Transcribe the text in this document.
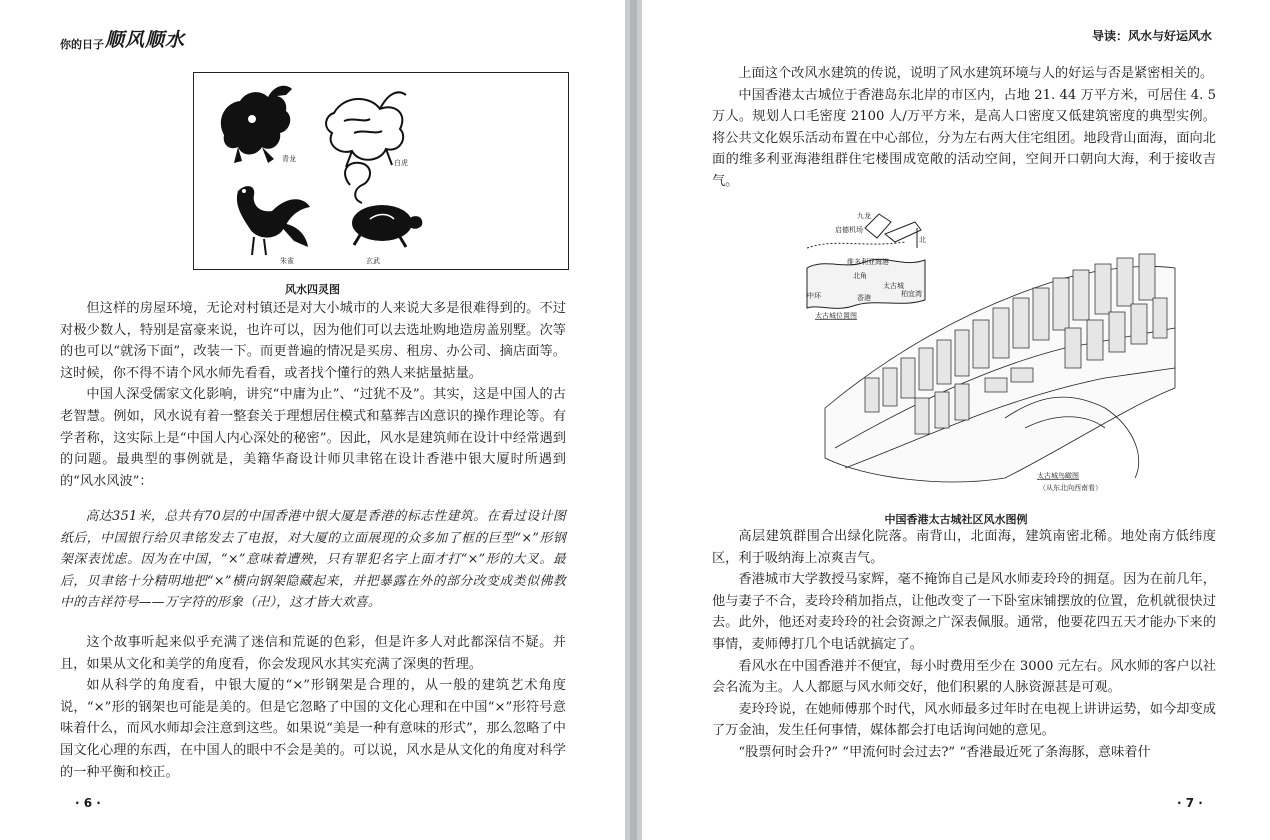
你的日子 顺风顺水
青龙	白虎
朱雀	玄武
风水四灵图

但这样的房屋环境，无论对村镇还是对大小城市的人来说大多是很难得到的。不过对极少数人，特别是富豪来说，也许可以，因为他们可以去选址购地造房盖别墅。次等的也可以“就汤下面”，改装一下。而更普遍的情况是买房、租房、办公司、摘店面等。这时候，你不得不请个风水师先看看，或者找个懂行的熟人来掂量掂量。

中国人深受儒家文化影响，讲究“中庸为止”、“过犹不及”。其实，这是中国人的古老智慧。例如，风水说有着一整套关于理想居住模式和墓葬吉凶意识的操作理论等。有学者称，这实际上是“中国人内心深处的秘密”。因此，风水是建筑师在设计中经常遇到的问题。最典型的事例就是，美籍华裔设计师贝聿铭在设计香港中银大厦时所遇到的“风水风波”：

高达351米，总共有70层的中国香港中银大厦是香港的标志性建筑。在看过设计图纸后，中国银行给贝聿铭发去了电报，对大厦的立面展现的众多加了框的巨型“×”形钢架深表忧虑。因为在中国，“×”意味着遭殃，只有罪犯名字上面才打“×”形的大叉。最后，贝聿铭十分精明地把“×”横向钢架隐藏起来，并把暴露在外的部分改变成类似佛教中的吉祥符号——万字符的形象（卍），这才皆大欢喜。

这个故事听起来似乎充满了迷信和荒诞的色彩，但是许多人对此都深信不疑。并且，如果从文化和美学的角度看，你会发现风水其实充满了深奥的哲理。

如从科学的角度看，中银大厦的“×”形钢架是合理的，从一般的建筑艺术角度说，“×”形的钢架也可能是美的。但是它忽略了中国的文化心理和在中国“×”形符号意味着什么，而风水师却会注意到这些。如果说“美是一种有意味的形式”，那么忽略了中国文化心理的东西，在中国人的眼中不会是美的。可以说，风水是从文化的角度对科学的一种平衡和校正。

· 6 ·
导读：风水与好运风水

上面这个改风水建筑的传说，说明了风水建筑环境与人的好运与否是紧密相关的。

中国香港太古城位于香港岛东北岸的市区内，占地 21. 44 万平方米，可居住 4. 5 万人。规划人口毛密度 2100 人/万平方米，是高人口密度又低建筑密度的典型实例。将公共文化娱乐活动布置在中心部位，分为左右两大住宅组团。地段背山面海，面向北面的维多利亚海港组群住宅楼围成宽敞的活动空间，空间开口朝向大海，利于接收吉气。

九龙
启德机场
北
维多利亚海港
北角
太古城
中环	香港	柏宜湾
太古城位置图
太古城鸟瞰图
（从东北向西南看）
中国香港太古城社区风水图例

高层建筑群围合出绿化院落。南背山，北面海，建筑南密北稀。地处南方低纬度区，利于吸纳海上凉爽吉气。

香港城市大学教授马家辉，毫不掩饰自己是风水师麦玲玲的拥趸。因为在前几年，他与妻子不合，麦玲玲稍加指点，让他改变了一下卧室床铺摆放的位置，危机就很快过去。此外，他还对麦玲玲的社会资源之广深表佩服。通常，他要花四五天才能办下来的事情，麦师傅打几个电话就搞定了。

看风水在中国香港并不便宜，每小时费用至少在 3000 元左右。风水师的客户以社会名流为主。人人都愿与风水师交好，他们积累的人脉资源甚是可观。

麦玲玲说，在她师傅那个时代，风水师最多过年时在电视上讲讲运势，如今却变成了万金油，发生任何事情，媒体都会打电话询问她的意见。

“股票何时会升?” “甲流何时会过去?” “香港最近死了条海豚，意味着什

· 7 ·
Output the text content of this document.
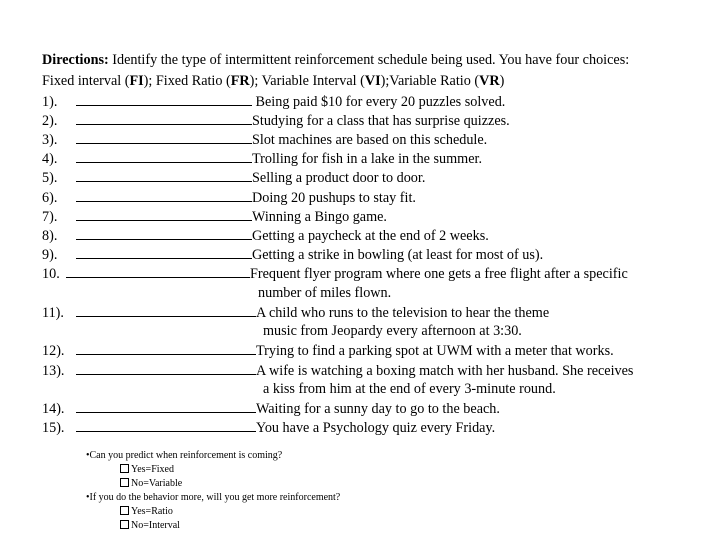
Directions: Identify the type of intermittent reinforcement schedule being used. You have four choices:
Fixed interval (FI); Fixed Ratio (FR); Variable Interval (VI);Variable Ratio (VR)
1).	Being paid $10 for every 20 puzzles solved.
2).	Studying for a class that has surprise quizzes.
3).	Slot machines are based on this schedule.
4).	Trolling for fish in a lake in the summer.
5).	Selling a product door to door.
6).	Doing 20 pushups to stay fit.
7).	Winning a Bingo game.
8).	Getting a paycheck at the end of 2 weeks.
9).	Getting a strike in bowling (at least for most of us).
10.	Frequent flyer program where one gets a free flight after a specific
number of miles flown.
11).	A child who runs to the television to hear the theme
music from Jeopardy every afternoon at 3:30.
12).	Trying to find a parking spot at UWM with a meter that works.
13).	A wife is watching a boxing match with her husband. She receives
a kiss from him at the end of every 3-minute round.
14).	Waiting for a sunny day to go to the beach.
15).	You have a Psychology quiz every Friday.
•Can you predict when reinforcement is coming?
Yes=Fixed
No=Variable
•If you do the behavior more, will you get more reinforcement?
Yes=Ratio
No=Interval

Written problem — Give every line of the material that includes the string "have".

Exercise response —
Directions: Identify the type of intermittent reinforcement schedule being used. You have four choices:
15).	You have a Psychology quiz every Friday.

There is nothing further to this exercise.